_Auftrag 1_
Laut dem Artikel über die Ausstellung „Freeway Balconies“: Wie viele amerikanische Künstlerinnen und Künstler hat Collier Schorr mit ihren Werken dort zusammengeführt?

Der größte Trick von allen

Gruppenbild mit Dame: Die amerikanische Künstlerin Collier Schorr erfindet die Gemeinschaftsausstellung neu. Dabei ist „Freeway Balconies“ in der Deutschen Guggenheim eine zärtliche Hommage an die Performance und den Körper in der Kunst

VON CLAUDIA FUNKE

Der weiße Schaum bildet Blasen und rinnt den Seifenblock hinab, vor dem Aki Sasamoto kniet. Immer wieder greift die japanische, in New York lebende Künstlerin in einen Wasserbehälter und reibt den Quader unentwegt mit den Händen. Sie sitzt dabei in einem Schaufenster und ist dem Blick der Zuschauer ausgesetzt. Die filmische Aufzeichnung der Aktion vermittelt den Eindruck von Intimität, Sexyness und Zwang, erweckt Assoziationen an endlose Reinigungsrituale verbunden mit Erneuerung.

Sasamotos Arbeit ist ein Fragment der Ausstellungscollage, die die amerikanische Künstlerin Collier Schorr in der Deutschen Guggenheim Berlin unter dem Titel „Freeway Balconies“ schuf. Die Wendung zitiert den Beatdichter Allen Ginsberg, der auf die US-amerikanische Befindlichkeit in den 1960er-Jahren anspielte, als die Identität der USA von Spektakel und Voyeurismus, Krieg, Protesten, Demonstrationen und Hollywood geprägt war. Die Kunst erfand unterdessen die Performance, die live vor Publikum stattfand.

Als Kuratorin der Ausstellung vereinigt Schorr, die auch als Kritikerin und Lehrerin arbeitet, die Werke 19 amerikanischer KünstlerInnen zu einem losen Netz aktueller Fragen zur Konstruiertheit von Identität. Ihre eigenen Arbeiten integriert sie in dieses Geflecht. Viele der ausgewählten Fotografien, Videos, Malereien und Skulpturen, die wie Ausschnitte oder Samples wirken, zitieren Berühmtheiten aus dem Film, der Musik, der Mode und den Medien. Allerdings spiegelt sich Gesellschaftliches heute scheinbar im persönlichen, individuell-subjektiven Erleben wider: Die Nahsicht in vielen Werken suggeriert, in private Schauplätze hineinzuplatzen.

_Auftrag 2_
Gib aus der Liste den Abschnitt vom Anfang der Liste bis einschließlich der Zeile, die „273, 339, 292]“ enthält, unverändert wieder.

_Datenzeilen_
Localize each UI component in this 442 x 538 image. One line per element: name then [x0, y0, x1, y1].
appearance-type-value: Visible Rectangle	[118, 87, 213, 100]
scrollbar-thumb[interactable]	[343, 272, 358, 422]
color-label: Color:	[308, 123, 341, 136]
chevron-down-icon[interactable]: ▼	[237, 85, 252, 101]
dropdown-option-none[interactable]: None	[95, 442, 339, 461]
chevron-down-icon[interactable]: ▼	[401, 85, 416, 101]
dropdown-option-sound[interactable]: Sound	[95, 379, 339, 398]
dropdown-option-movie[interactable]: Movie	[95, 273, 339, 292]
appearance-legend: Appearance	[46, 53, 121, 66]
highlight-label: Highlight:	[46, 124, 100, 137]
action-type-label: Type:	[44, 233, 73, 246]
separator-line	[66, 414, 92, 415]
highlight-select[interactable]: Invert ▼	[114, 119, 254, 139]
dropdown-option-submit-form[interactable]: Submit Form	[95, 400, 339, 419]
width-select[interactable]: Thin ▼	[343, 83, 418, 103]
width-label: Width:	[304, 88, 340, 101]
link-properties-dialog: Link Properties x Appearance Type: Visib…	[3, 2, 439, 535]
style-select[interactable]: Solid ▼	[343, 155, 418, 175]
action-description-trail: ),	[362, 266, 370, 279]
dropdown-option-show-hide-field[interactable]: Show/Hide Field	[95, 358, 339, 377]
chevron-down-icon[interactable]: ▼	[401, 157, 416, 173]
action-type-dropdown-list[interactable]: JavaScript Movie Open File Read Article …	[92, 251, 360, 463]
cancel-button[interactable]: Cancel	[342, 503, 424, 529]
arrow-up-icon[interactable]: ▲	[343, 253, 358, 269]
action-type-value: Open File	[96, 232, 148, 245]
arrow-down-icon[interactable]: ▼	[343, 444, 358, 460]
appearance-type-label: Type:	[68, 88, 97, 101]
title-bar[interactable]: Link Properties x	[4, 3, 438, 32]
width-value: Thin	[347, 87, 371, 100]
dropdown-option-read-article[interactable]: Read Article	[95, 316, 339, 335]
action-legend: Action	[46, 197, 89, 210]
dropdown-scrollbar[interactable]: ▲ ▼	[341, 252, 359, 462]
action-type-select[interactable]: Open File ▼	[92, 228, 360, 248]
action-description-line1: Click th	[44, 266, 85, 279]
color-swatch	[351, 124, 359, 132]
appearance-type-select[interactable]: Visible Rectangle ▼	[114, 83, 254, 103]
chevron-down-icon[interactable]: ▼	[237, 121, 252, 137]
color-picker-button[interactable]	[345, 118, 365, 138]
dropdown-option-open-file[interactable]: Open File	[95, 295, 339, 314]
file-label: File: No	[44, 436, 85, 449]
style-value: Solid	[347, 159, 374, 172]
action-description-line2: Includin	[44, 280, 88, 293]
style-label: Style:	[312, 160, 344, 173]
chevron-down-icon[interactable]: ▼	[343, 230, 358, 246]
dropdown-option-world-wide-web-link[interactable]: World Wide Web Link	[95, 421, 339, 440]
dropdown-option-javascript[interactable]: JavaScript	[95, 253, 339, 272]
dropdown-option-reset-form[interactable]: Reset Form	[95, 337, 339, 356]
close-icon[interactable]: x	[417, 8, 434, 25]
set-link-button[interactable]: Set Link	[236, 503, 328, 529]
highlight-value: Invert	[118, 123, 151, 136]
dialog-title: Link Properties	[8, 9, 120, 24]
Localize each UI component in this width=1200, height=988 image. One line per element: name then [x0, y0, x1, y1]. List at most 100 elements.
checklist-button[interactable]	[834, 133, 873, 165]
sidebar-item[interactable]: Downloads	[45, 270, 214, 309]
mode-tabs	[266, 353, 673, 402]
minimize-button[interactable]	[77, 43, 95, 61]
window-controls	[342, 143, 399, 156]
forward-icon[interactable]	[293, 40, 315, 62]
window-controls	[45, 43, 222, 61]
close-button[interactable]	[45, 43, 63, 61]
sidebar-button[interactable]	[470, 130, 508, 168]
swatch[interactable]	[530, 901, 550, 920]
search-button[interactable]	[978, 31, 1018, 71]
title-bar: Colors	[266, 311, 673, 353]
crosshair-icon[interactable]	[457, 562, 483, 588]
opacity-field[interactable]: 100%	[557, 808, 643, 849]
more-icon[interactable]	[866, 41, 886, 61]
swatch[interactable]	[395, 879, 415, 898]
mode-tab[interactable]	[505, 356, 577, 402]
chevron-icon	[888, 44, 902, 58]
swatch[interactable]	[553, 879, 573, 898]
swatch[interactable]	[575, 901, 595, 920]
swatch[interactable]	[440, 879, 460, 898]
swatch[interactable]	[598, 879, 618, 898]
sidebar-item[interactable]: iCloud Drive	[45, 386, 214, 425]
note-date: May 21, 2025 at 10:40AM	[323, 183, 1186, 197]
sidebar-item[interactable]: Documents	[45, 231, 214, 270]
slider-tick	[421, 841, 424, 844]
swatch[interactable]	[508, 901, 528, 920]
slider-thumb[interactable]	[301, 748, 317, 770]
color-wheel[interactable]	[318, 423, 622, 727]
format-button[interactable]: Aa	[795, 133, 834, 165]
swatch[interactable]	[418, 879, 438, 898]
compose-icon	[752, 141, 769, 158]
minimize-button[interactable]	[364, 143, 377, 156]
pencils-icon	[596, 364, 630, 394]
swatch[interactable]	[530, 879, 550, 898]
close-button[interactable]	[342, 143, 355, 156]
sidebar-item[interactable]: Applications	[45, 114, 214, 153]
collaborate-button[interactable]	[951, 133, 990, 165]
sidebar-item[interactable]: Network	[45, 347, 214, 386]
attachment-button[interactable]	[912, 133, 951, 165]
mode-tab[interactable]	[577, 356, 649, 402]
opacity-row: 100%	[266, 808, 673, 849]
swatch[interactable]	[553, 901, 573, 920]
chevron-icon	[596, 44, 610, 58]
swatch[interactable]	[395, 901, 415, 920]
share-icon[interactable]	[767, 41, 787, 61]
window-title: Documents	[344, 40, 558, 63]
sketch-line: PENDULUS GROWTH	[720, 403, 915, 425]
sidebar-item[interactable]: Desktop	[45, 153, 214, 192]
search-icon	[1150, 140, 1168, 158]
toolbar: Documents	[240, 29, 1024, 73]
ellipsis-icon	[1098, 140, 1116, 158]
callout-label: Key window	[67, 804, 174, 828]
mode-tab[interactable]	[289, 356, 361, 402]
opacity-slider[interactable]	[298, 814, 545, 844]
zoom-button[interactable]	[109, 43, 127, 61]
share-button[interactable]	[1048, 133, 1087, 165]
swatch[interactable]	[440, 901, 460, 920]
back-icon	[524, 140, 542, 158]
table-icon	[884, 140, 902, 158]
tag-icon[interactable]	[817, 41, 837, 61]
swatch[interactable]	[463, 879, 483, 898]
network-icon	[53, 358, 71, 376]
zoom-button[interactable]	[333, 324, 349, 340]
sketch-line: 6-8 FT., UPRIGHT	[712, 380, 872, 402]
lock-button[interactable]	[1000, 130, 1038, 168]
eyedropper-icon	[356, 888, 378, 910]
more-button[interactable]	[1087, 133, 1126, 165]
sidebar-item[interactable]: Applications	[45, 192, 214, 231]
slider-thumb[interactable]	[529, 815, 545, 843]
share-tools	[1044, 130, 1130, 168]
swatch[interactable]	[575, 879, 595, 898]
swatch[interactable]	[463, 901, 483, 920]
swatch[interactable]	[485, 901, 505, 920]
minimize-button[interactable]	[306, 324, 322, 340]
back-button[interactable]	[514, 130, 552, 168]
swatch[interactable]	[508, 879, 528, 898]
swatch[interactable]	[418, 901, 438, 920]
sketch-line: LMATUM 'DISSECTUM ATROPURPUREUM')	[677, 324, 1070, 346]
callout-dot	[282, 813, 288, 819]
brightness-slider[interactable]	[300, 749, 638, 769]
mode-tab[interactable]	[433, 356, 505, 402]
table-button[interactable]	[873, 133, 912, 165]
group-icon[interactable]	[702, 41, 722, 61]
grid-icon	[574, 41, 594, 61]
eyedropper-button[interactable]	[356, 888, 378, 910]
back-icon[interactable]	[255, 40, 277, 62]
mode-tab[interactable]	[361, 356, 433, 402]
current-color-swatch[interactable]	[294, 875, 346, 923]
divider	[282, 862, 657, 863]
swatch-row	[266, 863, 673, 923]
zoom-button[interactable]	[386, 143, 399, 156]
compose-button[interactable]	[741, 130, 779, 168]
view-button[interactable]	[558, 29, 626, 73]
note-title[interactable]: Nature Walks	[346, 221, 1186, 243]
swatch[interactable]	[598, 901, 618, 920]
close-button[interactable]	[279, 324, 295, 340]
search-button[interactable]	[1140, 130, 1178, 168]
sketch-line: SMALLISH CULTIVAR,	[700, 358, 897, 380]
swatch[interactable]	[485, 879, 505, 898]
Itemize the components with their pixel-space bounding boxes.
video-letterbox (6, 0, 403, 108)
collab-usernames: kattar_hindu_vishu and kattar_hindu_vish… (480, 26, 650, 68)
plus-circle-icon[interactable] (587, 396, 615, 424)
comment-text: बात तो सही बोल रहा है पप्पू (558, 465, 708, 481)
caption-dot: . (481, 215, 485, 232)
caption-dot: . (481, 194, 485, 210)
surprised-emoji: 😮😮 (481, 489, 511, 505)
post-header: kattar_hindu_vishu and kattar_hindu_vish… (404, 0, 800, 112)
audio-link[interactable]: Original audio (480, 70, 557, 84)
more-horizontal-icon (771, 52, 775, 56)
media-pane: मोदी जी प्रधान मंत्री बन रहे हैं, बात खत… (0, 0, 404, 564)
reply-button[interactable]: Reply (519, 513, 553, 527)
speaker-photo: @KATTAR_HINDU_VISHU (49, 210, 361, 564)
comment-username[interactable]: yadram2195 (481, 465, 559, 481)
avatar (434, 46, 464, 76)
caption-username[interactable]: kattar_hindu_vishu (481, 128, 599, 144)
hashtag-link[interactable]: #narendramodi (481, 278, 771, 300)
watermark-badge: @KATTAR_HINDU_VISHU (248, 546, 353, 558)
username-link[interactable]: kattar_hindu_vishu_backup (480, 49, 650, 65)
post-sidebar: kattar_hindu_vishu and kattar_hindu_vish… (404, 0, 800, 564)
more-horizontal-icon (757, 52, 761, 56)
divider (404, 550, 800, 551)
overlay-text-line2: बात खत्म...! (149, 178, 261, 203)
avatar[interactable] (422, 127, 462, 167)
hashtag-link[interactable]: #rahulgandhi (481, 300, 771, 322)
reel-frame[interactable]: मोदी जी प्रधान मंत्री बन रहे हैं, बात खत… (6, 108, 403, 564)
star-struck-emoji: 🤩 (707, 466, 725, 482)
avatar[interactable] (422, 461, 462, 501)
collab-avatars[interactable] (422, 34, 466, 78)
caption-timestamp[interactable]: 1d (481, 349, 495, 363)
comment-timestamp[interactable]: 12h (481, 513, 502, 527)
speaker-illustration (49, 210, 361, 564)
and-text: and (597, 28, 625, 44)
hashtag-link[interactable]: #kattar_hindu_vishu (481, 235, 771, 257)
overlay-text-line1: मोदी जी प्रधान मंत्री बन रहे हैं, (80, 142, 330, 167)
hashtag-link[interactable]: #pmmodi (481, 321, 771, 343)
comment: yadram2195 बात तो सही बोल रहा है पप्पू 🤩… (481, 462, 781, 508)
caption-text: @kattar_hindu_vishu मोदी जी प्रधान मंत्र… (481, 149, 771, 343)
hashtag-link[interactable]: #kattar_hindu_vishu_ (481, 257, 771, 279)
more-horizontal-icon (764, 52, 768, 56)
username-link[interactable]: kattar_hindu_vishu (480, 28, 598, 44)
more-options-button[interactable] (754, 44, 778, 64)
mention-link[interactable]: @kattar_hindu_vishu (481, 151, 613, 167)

_Endergebnis 1_
Es sind 19 amerikanische Künstlerinnen und Künstler.

_Endergebnis 2_
Localize each UI component in this 442 x 538 image. One line per element: name then [x0, y0, x1, y1].
appearance-type-value: Visible Rectangle	[118, 87, 213, 100]
scrollbar-thumb[interactable]	[343, 272, 358, 422]
color-label: Color:	[308, 123, 341, 136]
chevron-down-icon[interactable]: ▼	[237, 85, 252, 101]
dropdown-option-none[interactable]: None	[95, 442, 339, 461]
chevron-down-icon[interactable]: ▼	[401, 85, 416, 101]
dropdown-option-sound[interactable]: Sound	[95, 379, 339, 398]
dropdown-option-movie[interactable]: Movie	[95, 273, 339, 292]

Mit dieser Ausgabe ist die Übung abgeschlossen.